- _SOURCE TEXT_:

------------------------------

Saturday, 17 December 2011

The politics of attire: or, for whom do women dress up?

I recently wrote an article discussing how people use language, such as ‘whore’ or ‘slut’, to lay the ideological foundations to justify violence against women, and subsequently as a means of control. In the article, I wanted to go further than simply make incriminations against men - I also wanted to examine how patriarchal strategies can co-opt women, and turn them into collaborators. Women who dress up may do so with the intention either of ‘gaming the system’ of male libido, or simply to acquire the rights that they are otherwise entitled to, may be actually perpetrating the very system of heterosexual male favouritism that they are resentful towards. In other words, many women are playing - and benefiting from - the very game I thought they would resent.

Another way I find useful understanding this issue is by understanding it as a matter of semiotics. The tension around the politics of dressing up may simply be rooted in a misunderstanding – heterosexual men and women attach very different conscious signification to dress. From the perspective of many men, for instance, women dress up (the signifier) to appear sexually available and, indeed, promiscuous (the signified). Yet from the perspective of many women, I figure, they’re simply dressing up in order to elicit compliments from their girlfriends about their dress sense. Women say one thing, guys hear something different, and misunderstandings ensue.

However, I assume that for the vast majority of cases, women do not intentionally dress up to impersonate hookers. Part of this misunderstanding may be rooted in a lack of empathy: women may well enjoy sex as much as men, but women are generally not as horny as men are. As Stephen Fry observed -
"If women liked sex as much as men, there would be straight cruising areas in the way there are gay cruising areas. Women would go and hang around in churchyards thinking: 'God, I've got to get my fucking rocks off', or they'd go to Hampstead Heath and meet strangers to shag behind a bush. It doesn't happen. Why? Because the only women you can have sex with like that wish to be paid for it."

Supposedly, the majority of the times that women dress up outside of going out – to work, to shop, to watch a film – they are not even doing so for the benefit of men, but for other women. If a woman dresses up for a bar or nightclub, she is not saying that she is ‘asking for it’. Rather, a large part of it is that she is trying to increase her standing amongst her peers.

Obviously, women who play on the abundance of a guy’s testosterone, and then rebuke them, can leave said guy feeling frustrated, even betrayed. This seems particularly unjust when said man happens to think of himself as a Nice Guy. However, obviously women “don't have to [agree to sex], and no force in the world can change that.” They are not mounting up a debt of sexual favours simply by dressing attractively, and acting comfortable around males.

------------------------------

- _STATED PROBLEM_:
From the post on why women dress up, reproduce word for word the stretch between "Another way I" and "and misunderstandings ensue.", inclusive.

- _SUPPLIED DATA_:

------------------------------

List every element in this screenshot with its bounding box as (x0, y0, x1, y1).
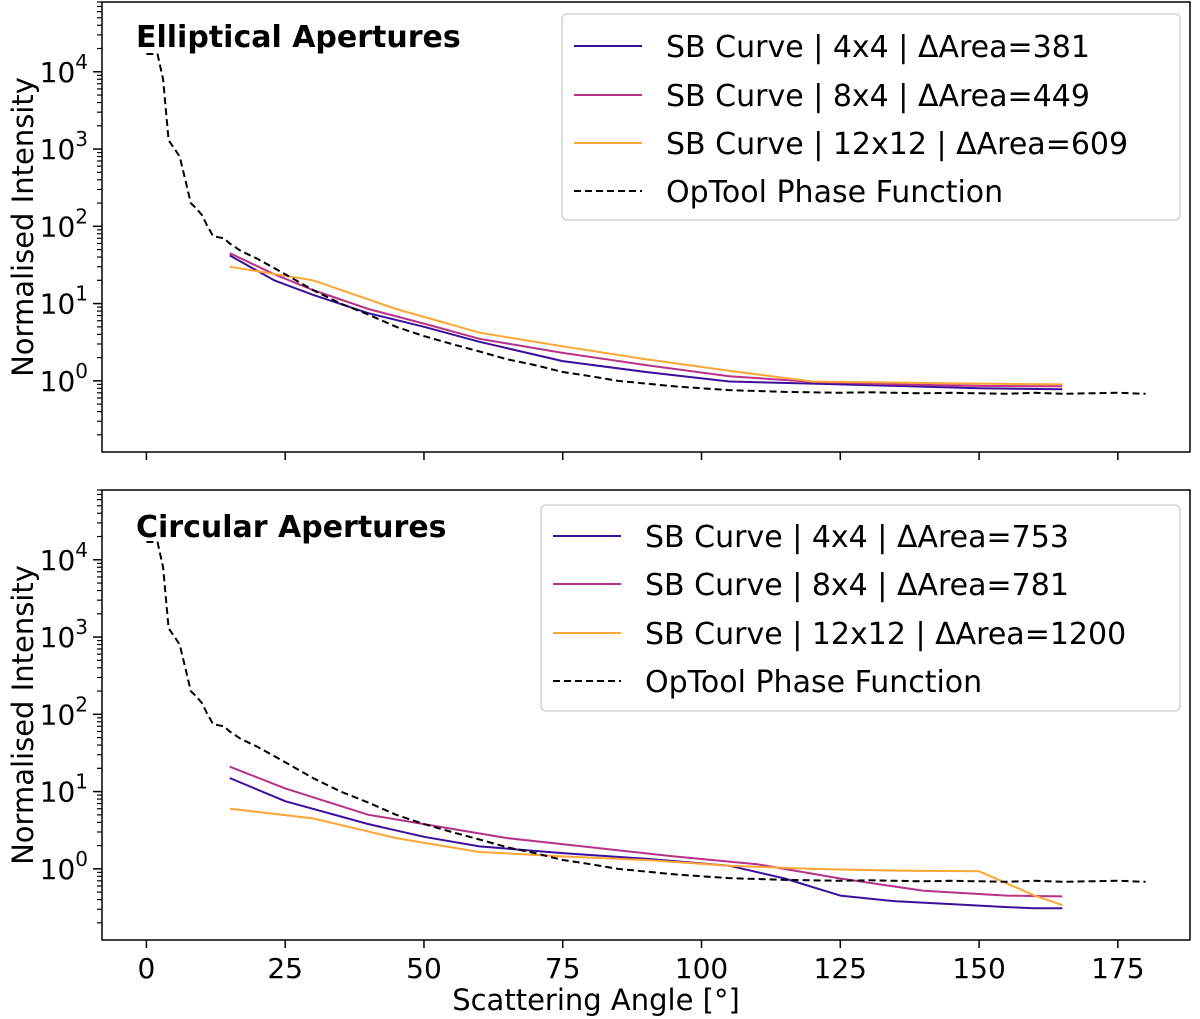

------------------------------

- _WRITTEN SOLUTION_:
Another way I find useful understanding this issue is by understanding it as a matter of semiotics. The tension around the politics of dressing up may simply be rooted in a misunderstanding – heterosexual men and women attach very different conscious signification to dress. From the perspective of many men, for instance, women dress up (the signifier) to appear sexually available and, indeed, promiscuous (the signified). Yet from the perspective of many women, I figure, they’re simply dressing up in order to elicit compliments from their girlfriends about their dress sense. Women say one thing, guys hear something different, and misunderstandings ensue.